======== Dataset rows ========

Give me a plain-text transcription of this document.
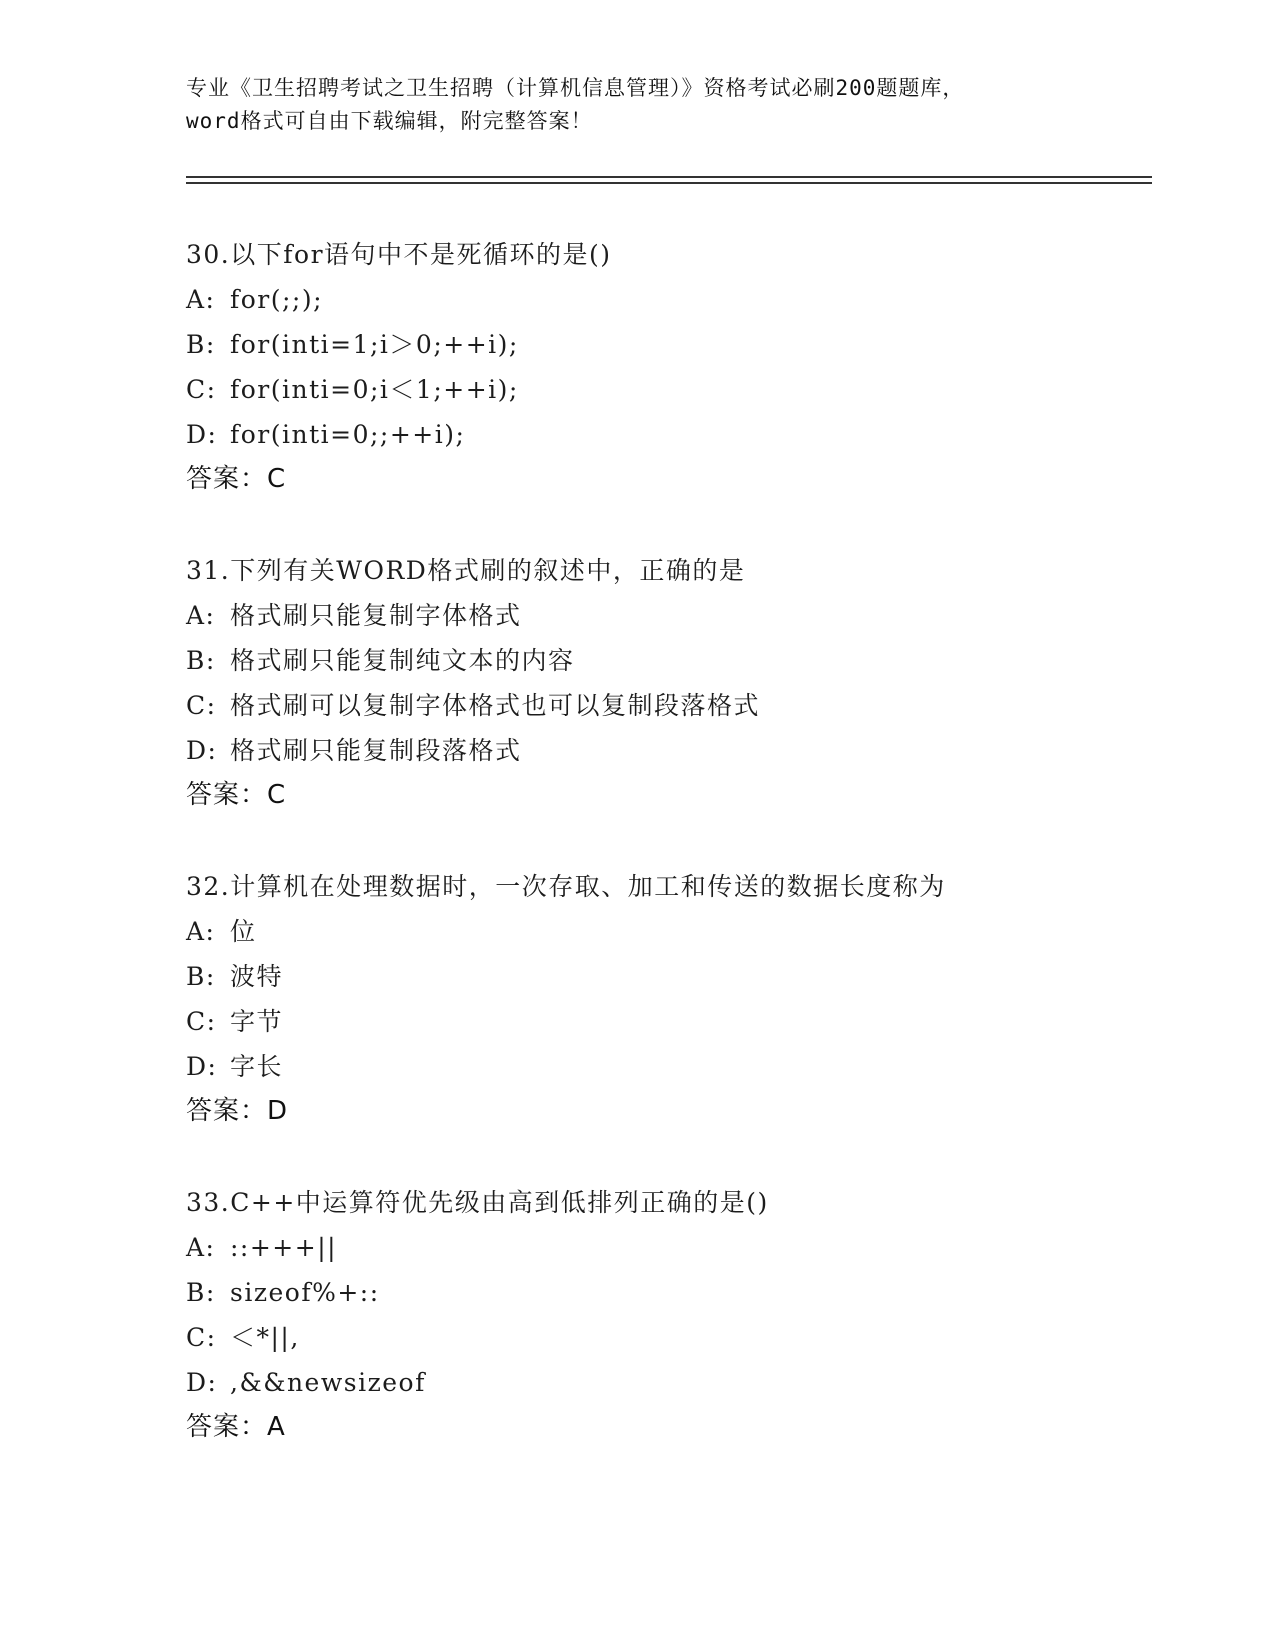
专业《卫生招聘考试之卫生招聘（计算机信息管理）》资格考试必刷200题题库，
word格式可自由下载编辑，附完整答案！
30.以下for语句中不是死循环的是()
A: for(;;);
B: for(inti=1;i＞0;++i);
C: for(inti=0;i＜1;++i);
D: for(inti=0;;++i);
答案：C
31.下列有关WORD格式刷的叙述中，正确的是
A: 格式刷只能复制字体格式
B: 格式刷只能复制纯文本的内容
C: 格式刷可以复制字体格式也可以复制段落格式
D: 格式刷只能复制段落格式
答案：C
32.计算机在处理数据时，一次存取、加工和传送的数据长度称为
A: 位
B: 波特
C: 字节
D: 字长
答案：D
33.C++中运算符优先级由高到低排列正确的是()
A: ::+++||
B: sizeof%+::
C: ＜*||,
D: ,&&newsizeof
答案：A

========
======== Dataset rows ========

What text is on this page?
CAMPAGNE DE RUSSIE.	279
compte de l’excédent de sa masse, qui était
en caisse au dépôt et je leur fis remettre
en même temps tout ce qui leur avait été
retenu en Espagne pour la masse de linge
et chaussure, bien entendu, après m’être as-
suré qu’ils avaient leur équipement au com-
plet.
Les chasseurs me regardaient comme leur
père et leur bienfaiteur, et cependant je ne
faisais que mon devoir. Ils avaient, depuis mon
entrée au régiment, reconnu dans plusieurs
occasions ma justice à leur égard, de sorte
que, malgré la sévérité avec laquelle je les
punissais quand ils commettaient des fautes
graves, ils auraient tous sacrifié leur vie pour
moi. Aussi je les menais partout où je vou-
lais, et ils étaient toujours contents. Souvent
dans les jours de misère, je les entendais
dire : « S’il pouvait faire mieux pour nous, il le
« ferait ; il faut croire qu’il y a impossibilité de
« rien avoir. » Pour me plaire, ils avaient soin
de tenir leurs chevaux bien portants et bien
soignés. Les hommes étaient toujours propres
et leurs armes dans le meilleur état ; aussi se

========
======== Dataset rows ========

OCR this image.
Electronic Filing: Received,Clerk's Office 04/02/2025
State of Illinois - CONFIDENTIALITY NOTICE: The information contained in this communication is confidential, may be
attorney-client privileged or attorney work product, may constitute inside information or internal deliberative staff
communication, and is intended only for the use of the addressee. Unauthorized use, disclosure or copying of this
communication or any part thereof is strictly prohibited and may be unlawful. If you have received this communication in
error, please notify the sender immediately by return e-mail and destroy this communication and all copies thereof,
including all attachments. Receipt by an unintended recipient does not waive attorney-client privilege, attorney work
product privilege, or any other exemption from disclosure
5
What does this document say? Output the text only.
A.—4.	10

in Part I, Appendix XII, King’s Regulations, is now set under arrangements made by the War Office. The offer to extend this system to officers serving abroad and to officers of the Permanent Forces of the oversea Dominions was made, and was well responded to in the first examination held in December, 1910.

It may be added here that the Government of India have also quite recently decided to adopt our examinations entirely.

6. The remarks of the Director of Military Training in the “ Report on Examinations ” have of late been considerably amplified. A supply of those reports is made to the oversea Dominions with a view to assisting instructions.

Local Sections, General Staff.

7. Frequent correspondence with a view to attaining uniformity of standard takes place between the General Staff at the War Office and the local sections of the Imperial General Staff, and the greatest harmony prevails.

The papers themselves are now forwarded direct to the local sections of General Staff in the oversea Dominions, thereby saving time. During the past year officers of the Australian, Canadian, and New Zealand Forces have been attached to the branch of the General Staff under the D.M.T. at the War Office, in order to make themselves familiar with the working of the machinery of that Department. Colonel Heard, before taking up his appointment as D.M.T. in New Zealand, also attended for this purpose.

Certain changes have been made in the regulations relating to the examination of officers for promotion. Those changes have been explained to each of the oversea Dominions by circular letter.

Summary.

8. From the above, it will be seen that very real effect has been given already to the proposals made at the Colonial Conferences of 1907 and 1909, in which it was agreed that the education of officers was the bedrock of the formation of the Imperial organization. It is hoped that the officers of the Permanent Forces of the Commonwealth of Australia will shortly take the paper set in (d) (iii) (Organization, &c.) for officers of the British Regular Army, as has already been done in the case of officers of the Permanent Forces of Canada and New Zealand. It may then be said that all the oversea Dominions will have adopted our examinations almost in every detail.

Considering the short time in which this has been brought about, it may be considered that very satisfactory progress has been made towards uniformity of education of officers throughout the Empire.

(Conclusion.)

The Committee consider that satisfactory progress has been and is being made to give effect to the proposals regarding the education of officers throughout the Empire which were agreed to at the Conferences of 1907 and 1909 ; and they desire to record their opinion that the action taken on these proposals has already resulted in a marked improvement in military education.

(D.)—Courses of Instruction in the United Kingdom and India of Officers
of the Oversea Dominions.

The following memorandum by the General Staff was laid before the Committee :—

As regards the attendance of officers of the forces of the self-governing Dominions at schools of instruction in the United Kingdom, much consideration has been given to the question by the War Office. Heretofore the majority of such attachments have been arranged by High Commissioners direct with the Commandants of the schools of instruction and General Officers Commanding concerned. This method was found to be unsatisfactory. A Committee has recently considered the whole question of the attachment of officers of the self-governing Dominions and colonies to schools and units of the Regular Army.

========

_Given request_
Count how many lines of the data include the word "India". Your reply should be that number alone.

_Task answer_
2